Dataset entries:
________________________________________

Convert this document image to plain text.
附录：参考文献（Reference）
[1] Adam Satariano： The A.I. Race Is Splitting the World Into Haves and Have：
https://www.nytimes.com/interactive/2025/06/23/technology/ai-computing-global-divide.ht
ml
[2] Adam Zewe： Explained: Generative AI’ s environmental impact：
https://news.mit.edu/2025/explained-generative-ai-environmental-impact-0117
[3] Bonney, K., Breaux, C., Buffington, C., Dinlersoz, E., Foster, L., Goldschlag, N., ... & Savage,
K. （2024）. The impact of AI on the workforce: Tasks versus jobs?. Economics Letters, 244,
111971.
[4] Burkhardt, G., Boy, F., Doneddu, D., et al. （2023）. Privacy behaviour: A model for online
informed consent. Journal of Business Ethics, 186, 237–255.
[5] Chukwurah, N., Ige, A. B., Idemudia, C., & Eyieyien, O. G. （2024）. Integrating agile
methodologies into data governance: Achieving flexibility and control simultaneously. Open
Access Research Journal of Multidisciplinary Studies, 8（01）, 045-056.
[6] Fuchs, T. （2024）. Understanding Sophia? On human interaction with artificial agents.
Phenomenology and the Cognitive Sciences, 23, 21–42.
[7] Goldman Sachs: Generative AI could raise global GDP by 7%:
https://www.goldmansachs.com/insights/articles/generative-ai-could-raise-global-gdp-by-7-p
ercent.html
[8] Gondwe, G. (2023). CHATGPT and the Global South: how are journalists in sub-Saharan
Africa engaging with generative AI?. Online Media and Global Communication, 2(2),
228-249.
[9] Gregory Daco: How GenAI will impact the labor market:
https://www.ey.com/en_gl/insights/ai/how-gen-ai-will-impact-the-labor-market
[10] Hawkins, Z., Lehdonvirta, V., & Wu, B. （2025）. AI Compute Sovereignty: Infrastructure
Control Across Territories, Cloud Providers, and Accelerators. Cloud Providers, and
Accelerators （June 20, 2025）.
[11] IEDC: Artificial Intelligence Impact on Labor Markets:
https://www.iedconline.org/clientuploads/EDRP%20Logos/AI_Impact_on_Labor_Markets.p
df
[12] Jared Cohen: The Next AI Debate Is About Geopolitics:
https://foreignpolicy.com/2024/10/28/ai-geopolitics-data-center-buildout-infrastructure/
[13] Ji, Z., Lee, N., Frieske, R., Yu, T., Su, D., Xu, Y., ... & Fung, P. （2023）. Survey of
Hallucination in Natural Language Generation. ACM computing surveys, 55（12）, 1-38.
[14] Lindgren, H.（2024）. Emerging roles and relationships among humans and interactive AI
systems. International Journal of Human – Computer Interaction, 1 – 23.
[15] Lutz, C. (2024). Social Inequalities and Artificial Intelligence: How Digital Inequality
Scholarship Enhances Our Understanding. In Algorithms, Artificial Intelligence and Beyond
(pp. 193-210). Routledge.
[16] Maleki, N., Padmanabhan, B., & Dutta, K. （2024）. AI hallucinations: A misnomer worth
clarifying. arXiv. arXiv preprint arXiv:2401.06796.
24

________________________________________

#### [WRITTEN EXERCISE]
Repeat the data precisely, reproducing every entry.

#### [SOLVED EXERCISE]
Convert this document image to plain text.
附录：参考文献（Reference）
[1] Adam Satariano： The A.I. Race Is Splitting the World Into Haves and Have：
https://www.nytimes.com/interactive/2025/06/23/technology/ai-computing-global-divide.ht
ml
[2] Adam Zewe： Explained: Generative AI’ s environmental impact：
https://news.mit.edu/2025/explained-generative-ai-environmental-impact-0117
[3] Bonney, K., Breaux, C., Buffington, C., Dinlersoz, E., Foster, L., Goldschlag, N., ... & Savage,
K. （2024）. The impact of AI on the workforce: Tasks versus jobs?. Economics Letters, 244,
111971.
[4] Burkhardt, G., Boy, F., Doneddu, D., et al. （2023）. Privacy behaviour: A model for online
informed consent. Journal of Business Ethics, 186, 237–255.
[5] Chukwurah, N., Ige, A. B., Idemudia, C., & Eyieyien, O. G. （2024）. Integrating agile
methodologies into data governance: Achieving flexibility and control simultaneously. Open
Access Research Journal of Multidisciplinary Studies, 8（01）, 045-056.
[6] Fuchs, T. （2024）. Understanding Sophia? On human interaction with artificial agents.
Phenomenology and the Cognitive Sciences, 23, 21–42.
[7] Goldman Sachs: Generative AI could raise global GDP by 7%:
https://www.goldmansachs.com/insights/articles/generative-ai-could-raise-global-gdp-by-7-p
ercent.html
[8] Gondwe, G. (2023). CHATGPT and the Global South: how are journalists in sub-Saharan
Africa engaging with generative AI?. Online Media and Global Communication, 2(2),
228-249.
[9] Gregory Daco: How GenAI will impact the labor market:
https://www.ey.com/en_gl/insights/ai/how-gen-ai-will-impact-the-labor-market
[10] Hawkins, Z., Lehdonvirta, V., & Wu, B. （2025）. AI Compute Sovereignty: Infrastructure
Control Across Territories, Cloud Providers, and Accelerators. Cloud Providers, and
Accelerators （June 20, 2025）.
[11] IEDC: Artificial Intelligence Impact on Labor Markets:
https://www.iedconline.org/clientuploads/EDRP%20Logos/AI_Impact_on_Labor_Markets.p
df
[12] Jared Cohen: The Next AI Debate Is About Geopolitics:
https://foreignpolicy.com/2024/10/28/ai-geopolitics-data-center-buildout-infrastructure/
[13] Ji, Z., Lee, N., Frieske, R., Yu, T., Su, D., Xu, Y., ... & Fung, P. （2023）. Survey of
Hallucination in Natural Language Generation. ACM computing surveys, 55（12）, 1-38.
[14] Lindgren, H.（2024）. Emerging roles and relationships among humans and interactive AI
systems. International Journal of Human – Computer Interaction, 1 – 23.
[15] Lutz, C. (2024). Social Inequalities and Artificial Intelligence: How Digital Inequality
Scholarship Enhances Our Understanding. In Algorithms, Artificial Intelligence and Beyond
(pp. 193-210). Routledge.
[16] Maleki, N., Padmanabhan, B., & Dutta, K. （2024）. AI hallucinations: A misnomer worth
clarifying. arXiv. arXiv preprint arXiv:2401.06796.
24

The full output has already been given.